■ Data provided
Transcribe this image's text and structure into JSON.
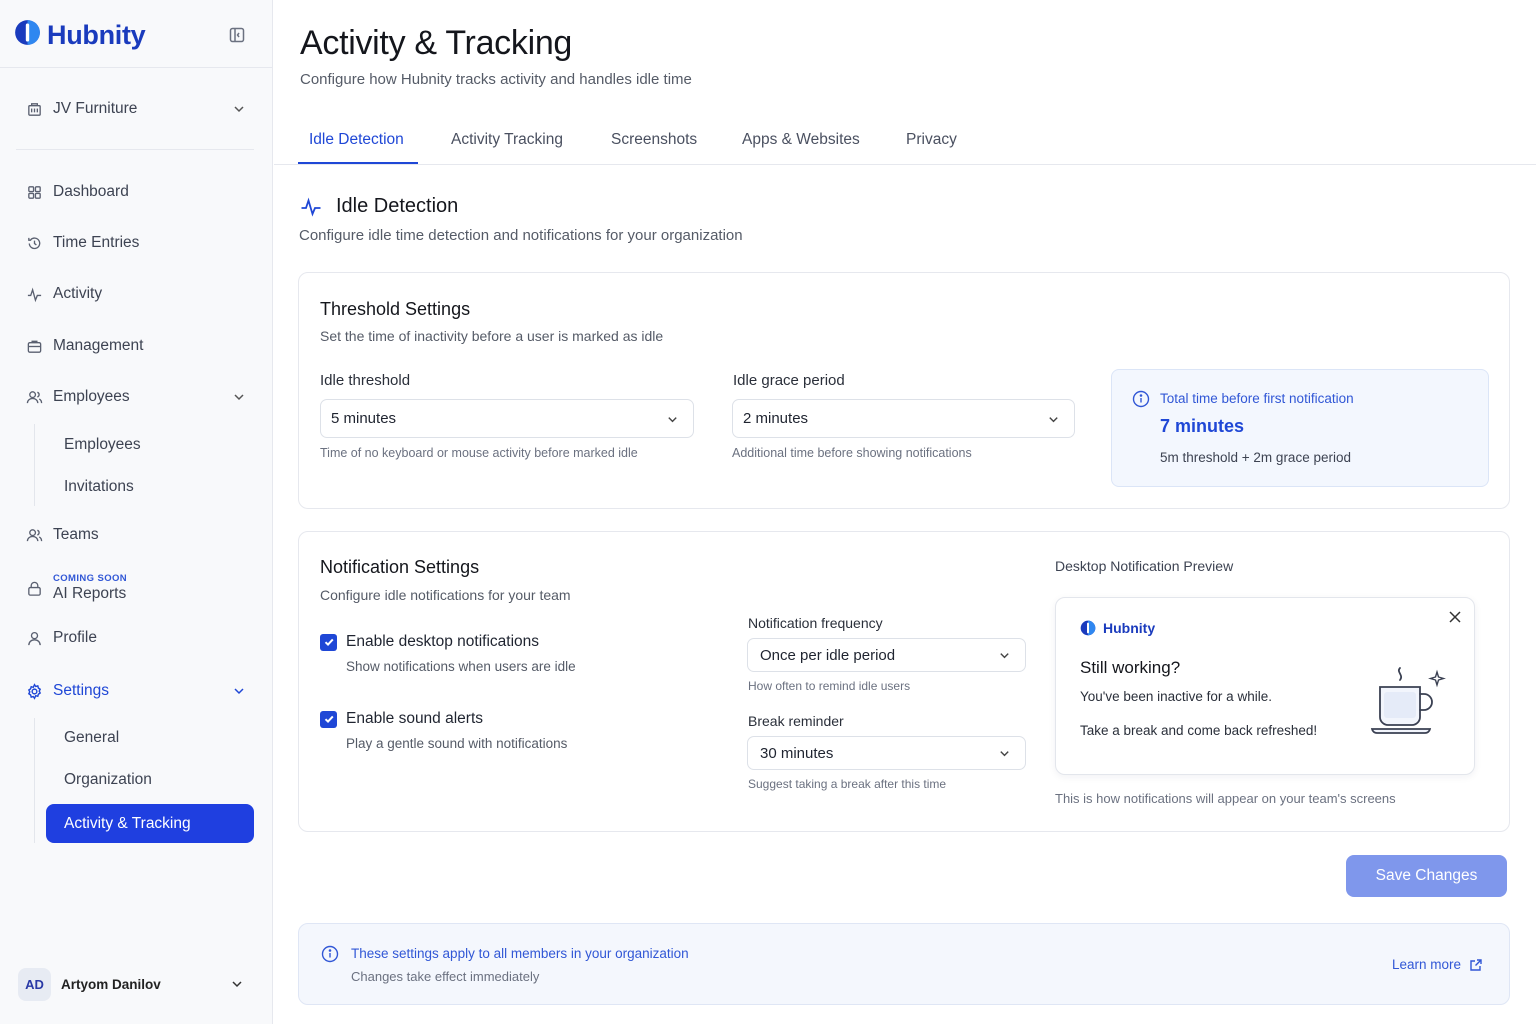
{
  "brand": {
    "name": "Hubnity"
  },
  "sidebar": {
    "workspace": "JV Furniture",
    "items": [
      {
        "label": "Dashboard",
        "icon": "grid-icon"
      },
      {
        "label": "Time Entries",
        "icon": "history-icon"
      },
      {
        "label": "Activity",
        "icon": "pulse-icon"
      },
      {
        "label": "Management",
        "icon": "briefcase-icon"
      },
      {
        "label": "Employees",
        "icon": "users-icon"
      },
      {
        "label": "Teams",
        "icon": "users-icon"
      },
      {
        "label": "AI Reports",
        "icon": "lock-icon",
        "badge": "COMING SOON"
      },
      {
        "label": "Profile",
        "icon": "user-icon"
      },
      {
        "label": "Settings",
        "icon": "gear-icon"
      }
    ],
    "employees_sub": [
      "Employees",
      "Invitations"
    ],
    "settings_sub": [
      "General",
      "Organization",
      "Activity & Tracking"
    ],
    "user": {
      "initials": "AD",
      "name": "Artyom Danilov"
    }
  },
  "header": {
    "title": "Activity & Tracking",
    "subtitle": "Configure how Hubnity tracks activity and handles idle time"
  },
  "tabs": [
    "Idle Detection",
    "Activity Tracking",
    "Screenshots",
    "Apps & Websites",
    "Privacy"
  ],
  "section": {
    "title": "Idle Detection",
    "subtitle": "Configure idle time detection and notifications for your organization"
  },
  "threshold": {
    "title": "Threshold Settings",
    "subtitle": "Set the time of inactivity before a user is marked as idle",
    "idle_label": "Idle threshold",
    "idle_value": "5 minutes",
    "idle_help": "Time of no keyboard or mouse activity before marked idle",
    "grace_label": "Idle grace period",
    "grace_value": "2 minutes",
    "grace_help": "Additional time before showing notifications",
    "info_title": "Total time before first notification",
    "info_value": "7 minutes",
    "info_note": "5m threshold + 2m grace period"
  },
  "notifications": {
    "title": "Notification Settings",
    "subtitle": "Configure idle notifications for your team",
    "desktop_label": "Enable desktop notifications",
    "desktop_sub": "Show notifications when users are idle",
    "sound_label": "Enable sound alerts",
    "sound_sub": "Play a gentle sound with notifications",
    "freq_label": "Notification frequency",
    "freq_value": "Once per idle period",
    "freq_help": "How often to remind idle users",
    "break_label": "Break reminder",
    "break_value": "30 minutes",
    "break_help": "Suggest taking a break after this time",
    "preview_label": "Desktop Notification Preview",
    "preview_brand": "Hubnity",
    "preview_title": "Still working?",
    "preview_line1": "You've been inactive for a while.",
    "preview_line2": "Take a break and come back refreshed!",
    "preview_foot": "This is how notifications will appear on your team's screens"
  },
  "actions": {
    "save": "Save Changes"
  },
  "notice": {
    "title": "These settings apply to all members in your organization",
    "subtitle": "Changes take effect immediately",
    "link": "Learn more"
  },
  "colors": {
    "accent": "#1f47d6",
    "active_nav": "#1f3fe0",
    "save_disabled": "#7f97ec"
  }
}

■ Set task
Exclude every picture and copy the remaining data exactly.

■ Reply
Transcribe this image's text and structure into JSON.
{
  "brand": {
    "name": "Hubnity"
  },
  "sidebar": {
    "workspace": "JV Furniture",
    "items": [
      {
        "label": "Dashboard",
        "icon": "grid-icon"
      },
      {
        "label": "Time Entries",
        "icon": "history-icon"
      },
      {
        "label": "Activity",
        "icon": "pulse-icon"
      },
      {
        "label": "Management",
        "icon": "briefcase-icon"
      },
      {
        "label": "Employees",
        "icon": "users-icon"
      },
      {
        "label": "Teams",
        "icon": "users-icon"
      },
      {
        "label": "AI Reports",
        "icon": "lock-icon",
        "badge": "COMING SOON"
      },
      {
        "label": "Profile",
        "icon": "user-icon"
      },
      {
        "label": "Settings",
        "icon": "gear-icon"
      }
    ],
    "employees_sub": [
      "Employees",
      "Invitations"
    ],
    "settings_sub": [
      "General",
      "Organization",
      "Activity & Tracking"
    ],
    "user": {
      "initials": "AD",
      "name": "Artyom Danilov"
    }
  },
  "header": {
    "title": "Activity & Tracking",
    "subtitle": "Configure how Hubnity tracks activity and handles idle time"
  },
  "tabs": [
    "Idle Detection",
    "Activity Tracking",
    "Screenshots",
    "Apps & Websites",
    "Privacy"
  ],
  "section": {
    "title": "Idle Detection",
    "subtitle": "Configure idle time detection and notifications for your organization"
  },
  "threshold": {
    "title": "Threshold Settings",
    "subtitle": "Set the time of inactivity before a user is marked as idle",
    "idle_label": "Idle threshold",
    "idle_value": "5 minutes",
    "idle_help": "Time of no keyboard or mouse activity before marked idle",
    "grace_label": "Idle grace period",
    "grace_value": "2 minutes",
    "grace_help": "Additional time before showing notifications",
    "info_title": "Total time before first notification",
    "info_value": "7 minutes",
    "info_note": "5m threshold + 2m grace period"
  },
  "notifications": {
    "title": "Notification Settings",
    "subtitle": "Configure idle notifications for your team",
    "desktop_label": "Enable desktop notifications",
    "desktop_sub": "Show notifications when users are idle",
    "sound_label": "Enable sound alerts",
    "sound_sub": "Play a gentle sound with notifications",
    "freq_label": "Notification frequency",
    "freq_value": "Once per idle period",
    "freq_help": "How often to remind idle users",
    "break_label": "Break reminder",
    "break_value": "30 minutes",
    "break_help": "Suggest taking a break after this time",
    "preview_label": "Desktop Notification Preview",
    "preview_brand": "Hubnity",
    "preview_title": "Still working?",
    "preview_line1": "You've been inactive for a while.",
    "preview_line2": "Take a break and come back refreshed!",
    "preview_foot": "This is how notifications will appear on your team's screens"
  },
  "actions": {
    "save": "Save Changes"
  },
  "notice": {
    "title": "These settings apply to all members in your organization",
    "subtitle": "Changes take effect immediately",
    "link": "Learn more"
  },
  "colors": {
    "accent": "#1f47d6",
    "active_nav": "#1f3fe0",
    "save_disabled": "#7f97ec"
  }
}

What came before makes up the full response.